[start of Excerpt to read]
Major contract drives ITAD firm’s expansion

Colin StaubbyColin Staub
September 19, 2024
in E-Scrap
Major contract drives ITAD firm’s expansion

Illumynt, a Boston-headquartered ITAD firm, has brought founder Paul Knight back to lead the company as CEO and shuffled other leadership positions. The changes come as the company is opening three new facilities globally due to a large contract.

Known as CNE Direct until June 2023, the company was founded by Knight in 2002, and he’s been board chairman ever since then. Illumynt provides a variety of ITAD services and is focused on delivering as much equipment reuse as possible. The company’s U.S. presence is centered on a 100,000-square-foot processing facility in Columbus, Ohio, and a 60,000-square-foot facility in Memphis, Tennessee.

E-Scrap News spoke with Knight to learn more about the company changes and growth, which were announced Sept. 5.

Shuffling leadership team

Knight has “retired” from the CEO role a couple times over the years, most recently in 2018, but remained active on the board, he said. At that time, Chief Financial Officer Jerry Quill took the reins as CEO. Quill returned to the CFO role in 2022, when the board appointed Omur Bagci, formerly of Arrow Electronics, as CEO. 

Bagci at the same time was starting up a separate software company, Echonos, which provides a variety of services including reverse supply chain management. Illumynt is actually a customer, using Echonos’ tools to track and serialize IT assets during decommissioning.

Recently, as Echonos required more of Bagci’s time, Knight found he had more time to put into the ITAD firm once again, and he decided he was ready to come out of retirement.

“I said, you know what, it’s time for me to go back: He’s got stuff to do, I have a lot of ideas and things that I want to do with the company, so just decided to make the change,” Knight said.

Along with the CEO transition, the company announced that Joe Conway, also an Arrow alum, has been promoted to vice president of solutions, and that Gavin Wilson, formerly of ITAD firm Reconext, has joined the company as vice president of engineering.

Additionally, Knight has retained ITAD advisory firm Circular Integrity, which was launched in 2023 by Todd Zegers, formerly the top ITAD and reverse logistics executive at Ingram Micro. Illumynt has a plan for Zegers to come in, work with senior management, identify challenges and opportunities, and help the business move forward during a period of growth.

Expansion driven by major contract

The personnel changes come against a backdrop of expansion at the ITAD firm. Illumynt on Sept. 12 began processing equipment at a new facility in Franklin, Massachusetts, and it has two international facilities nearing completion. Knight estimated the company is a week or two away from starting up a new ITAD facility in Cork, Ireland. And in Thailand, the company plans to open a new facility in about a month.
[end of Excerpt to read]
[start of Material supplied]
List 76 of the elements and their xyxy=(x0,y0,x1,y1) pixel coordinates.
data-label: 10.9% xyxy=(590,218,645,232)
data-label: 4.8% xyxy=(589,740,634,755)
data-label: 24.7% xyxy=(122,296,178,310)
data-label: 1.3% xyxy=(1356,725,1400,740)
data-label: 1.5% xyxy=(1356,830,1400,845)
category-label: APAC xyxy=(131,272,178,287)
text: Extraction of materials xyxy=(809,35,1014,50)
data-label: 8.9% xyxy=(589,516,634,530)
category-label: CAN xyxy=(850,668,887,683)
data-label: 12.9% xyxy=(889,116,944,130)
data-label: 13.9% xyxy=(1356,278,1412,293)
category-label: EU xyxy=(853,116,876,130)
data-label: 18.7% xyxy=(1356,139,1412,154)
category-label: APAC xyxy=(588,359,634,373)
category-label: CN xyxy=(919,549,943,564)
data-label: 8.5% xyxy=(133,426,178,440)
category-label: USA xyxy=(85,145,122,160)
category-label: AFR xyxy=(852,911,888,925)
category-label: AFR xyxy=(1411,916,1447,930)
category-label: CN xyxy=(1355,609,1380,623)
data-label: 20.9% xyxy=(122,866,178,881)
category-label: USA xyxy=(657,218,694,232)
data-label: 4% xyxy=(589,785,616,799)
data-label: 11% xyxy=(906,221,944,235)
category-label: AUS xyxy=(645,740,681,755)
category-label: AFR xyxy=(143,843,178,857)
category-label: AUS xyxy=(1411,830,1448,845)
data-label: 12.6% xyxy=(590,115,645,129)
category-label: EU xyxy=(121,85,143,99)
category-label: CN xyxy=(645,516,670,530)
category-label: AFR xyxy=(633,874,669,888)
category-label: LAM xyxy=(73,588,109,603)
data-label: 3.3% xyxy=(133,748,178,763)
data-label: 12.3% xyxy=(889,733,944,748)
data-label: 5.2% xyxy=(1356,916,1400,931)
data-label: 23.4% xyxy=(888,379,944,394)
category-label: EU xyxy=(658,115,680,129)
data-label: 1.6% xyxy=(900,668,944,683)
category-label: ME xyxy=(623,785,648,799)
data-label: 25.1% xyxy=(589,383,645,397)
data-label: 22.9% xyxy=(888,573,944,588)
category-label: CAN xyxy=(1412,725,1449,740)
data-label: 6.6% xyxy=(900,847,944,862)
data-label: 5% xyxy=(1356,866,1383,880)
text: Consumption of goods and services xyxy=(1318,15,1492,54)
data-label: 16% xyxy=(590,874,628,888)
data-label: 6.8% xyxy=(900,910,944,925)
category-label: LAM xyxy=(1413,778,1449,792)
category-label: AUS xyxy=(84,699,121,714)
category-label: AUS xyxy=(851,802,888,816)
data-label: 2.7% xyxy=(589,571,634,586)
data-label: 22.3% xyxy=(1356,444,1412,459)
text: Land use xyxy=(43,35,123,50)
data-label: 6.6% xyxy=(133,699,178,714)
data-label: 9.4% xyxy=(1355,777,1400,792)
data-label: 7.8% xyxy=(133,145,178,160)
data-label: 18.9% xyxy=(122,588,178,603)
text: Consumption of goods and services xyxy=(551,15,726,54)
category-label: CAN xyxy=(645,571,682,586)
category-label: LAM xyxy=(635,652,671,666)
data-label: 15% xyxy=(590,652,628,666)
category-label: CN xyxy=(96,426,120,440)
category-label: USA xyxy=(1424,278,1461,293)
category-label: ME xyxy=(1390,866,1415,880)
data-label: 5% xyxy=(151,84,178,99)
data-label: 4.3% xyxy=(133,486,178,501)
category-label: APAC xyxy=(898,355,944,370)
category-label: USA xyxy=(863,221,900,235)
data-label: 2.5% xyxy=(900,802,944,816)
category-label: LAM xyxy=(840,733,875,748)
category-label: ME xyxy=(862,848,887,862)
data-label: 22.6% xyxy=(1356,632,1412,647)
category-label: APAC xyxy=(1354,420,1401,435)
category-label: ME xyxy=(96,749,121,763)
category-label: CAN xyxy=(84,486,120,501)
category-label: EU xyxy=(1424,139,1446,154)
[end of Material supplied]
● **Tasks to complete**
a) In the article on Illumynt's expansion, rewrite the passage from "Colin StaubbyColin Staub" to "in Memphis, Tennessee.", substituting "Boston-based" for "Boston-headquartered".
b) Proceed with the article on Illumynt's expansion, picking up after its last sentence.

● **Per-task outputs**
a)
Colin StaubbyColin Staub
September 19, 2024
in E-Scrap
Major contract drives ITAD firm’s expansion

Illumynt, a Boston-based ITAD firm, has brought founder Paul Knight back to lead the company as CEO and shuffled other leadership positions. The changes come as the company is opening three new facilities globally due to a large contract.

Known as CNE Direct until June 2023, the company was founded by Knight in 2002, and he’s been board chairman ever since then. Illumynt provides a variety of ITAD services and is focused on delivering as much equipment reuse as possible. The company’s U.S. presence is centered on a 100,000-square-foot processing facility in Columbus, Ohio, and a 60,000-square-foot facility in Memphis, Tennessee.

b)
Knight said the current growth is directly a result of “a large contractual relationship that we’ve engaged in recently.” He declined to name the customer due to a non-disclosure agreement.

“Since we’re setting up those other locations, we will leverage that to attract more business, incremental business in those areas as well, once they’re up and running,” Knight said.

That’s the same pattern the company followed when opening its Memphis facility. It was sited and opened due to a contract the firm signed with DirecTV, which was later acquired by AT&T.

“We service that account out of that facility, we’re still doing it … but we’ve also used that as a hub for business coming out of Texas, Florida, all over the southeast, and other parts of the country as well,” Knight said.

Focused on value recovery through reuse

Illumynt is a reuse-centered firm, sending most of the non-reusable scrap materials to downstream partners for commodity recovery. Knight said the firm operates with the mindset of focusing on maximizing value of a targeted portion of the inbound stream.

“I’ve always looked at it from a standpoint that in most of these situations, 20% of the material volume-wise is worth 80% of the value, and then you’ve got 80% of the volume of material worth 20%,” he said. “If you take that 20% of the volume that’s worth 80% of the value, and you focus on maximizing your return on that, you can underwrite that other side of the business.”

For Illumynt, that means evaluating almost everything for reusability, which typically provides the highest financial return. From there, the company’s technicians can determine whether the equipment has retail value, and what they have to do to make it sellable.

“Whether it’s wiping and testing hard drives, testing motherboards, we test about any kind of equipment you can think of,” Knight said.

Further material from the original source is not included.